#### Data entries

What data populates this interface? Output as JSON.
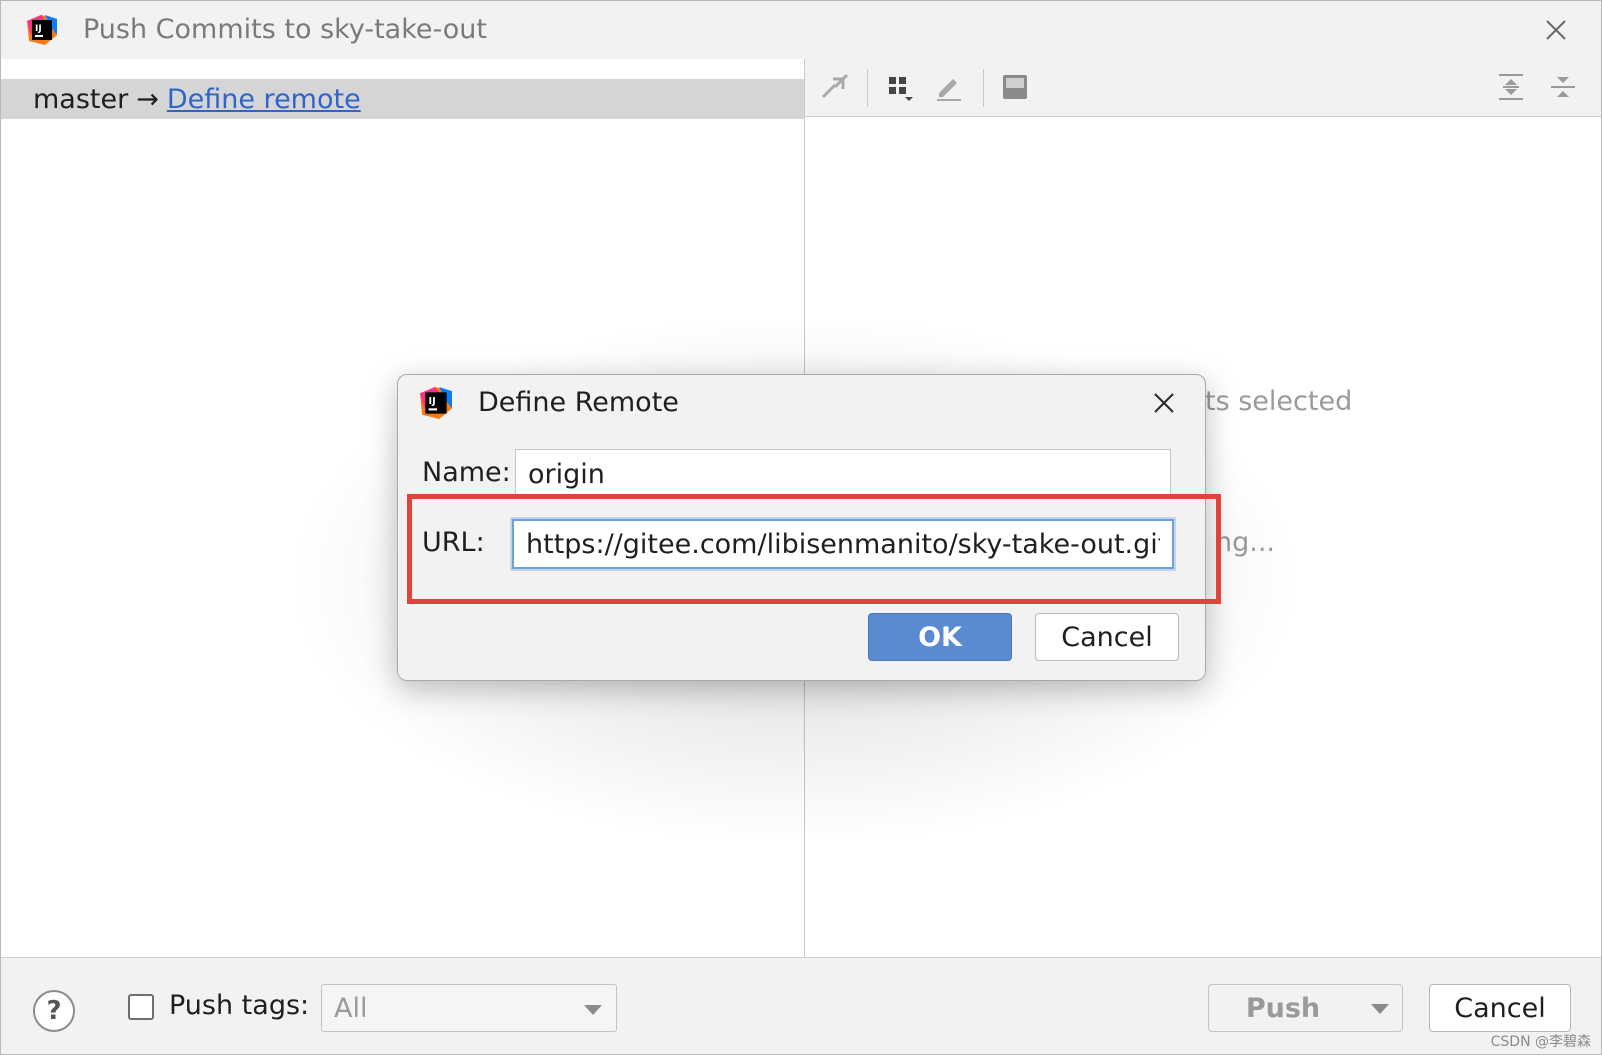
{
  "window": {
    "title": "Push Commits to sky-take-out",
    "close_icon": "close-icon",
    "app_icon": "intellij-idea-icon"
  },
  "repo_row": {
    "branch": "master",
    "arrow": "→",
    "define_remote_link": "Define remote"
  },
  "right_pane": {
    "toolbar_icons": [
      "cherry-pick-icon",
      "group-by-icon",
      "edit-icon",
      "preview-icon",
      "expand-all-icon",
      "collapse-all-icon"
    ],
    "msg_selected_fragment": "ts selected",
    "msg_loading_fragment": "ng..."
  },
  "define_remote_dialog": {
    "title": "Define Remote",
    "name_label": "Name:",
    "name_value": "origin",
    "url_label": "URL:",
    "url_value": "https://gitee.com/libisenmanito/sky-take-out.git",
    "ok_label": "OK",
    "cancel_label": "Cancel",
    "highlight_color": "#e3423b"
  },
  "footer": {
    "help_label": "?",
    "push_tags_label": "Push tags:",
    "push_tags_checked": false,
    "push_tags_select_value": "All",
    "push_label": "Push",
    "cancel_label": "Cancel"
  },
  "watermark": "CSDN @李碧森",
  "colors": {
    "accent_blue": "#5a8ad0",
    "link_blue": "#2f65ca",
    "focus_blue": "#6ea0de"
  }
}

########

- [Given request]:
Copy the records above exactly, omitting every picture.

- [Written reply]:
What data populates this interface? Output as JSON.
{
  "window": {
    "title": "Push Commits to sky-take-out",
    "close_icon": "close-icon",
    "app_icon": "intellij-idea-icon"
  },
  "repo_row": {
    "branch": "master",
    "arrow": "→",
    "define_remote_link": "Define remote"
  },
  "right_pane": {
    "toolbar_icons": [
      "cherry-pick-icon",
      "group-by-icon",
      "edit-icon",
      "preview-icon",
      "expand-all-icon",
      "collapse-all-icon"
    ],
    "msg_selected_fragment": "ts selected",
    "msg_loading_fragment": "ng..."
  },
  "define_remote_dialog": {
    "title": "Define Remote",
    "name_label": "Name:",
    "name_value": "origin",
    "url_label": "URL:",
    "url_value": "https://gitee.com/libisenmanito/sky-take-out.git",
    "ok_label": "OK",
    "cancel_label": "Cancel",
    "highlight_color": "#e3423b"
  },
  "footer": {
    "help_label": "?",
    "push_tags_label": "Push tags:",
    "push_tags_checked": false,
    "push_tags_select_value": "All",
    "push_label": "Push",
    "cancel_label": "Cancel"
  },
  "watermark": "CSDN @李碧森",
  "colors": {
    "accent_blue": "#5a8ad0",
    "link_blue": "#2f65ca",
    "focus_blue": "#6ea0de"
  }
}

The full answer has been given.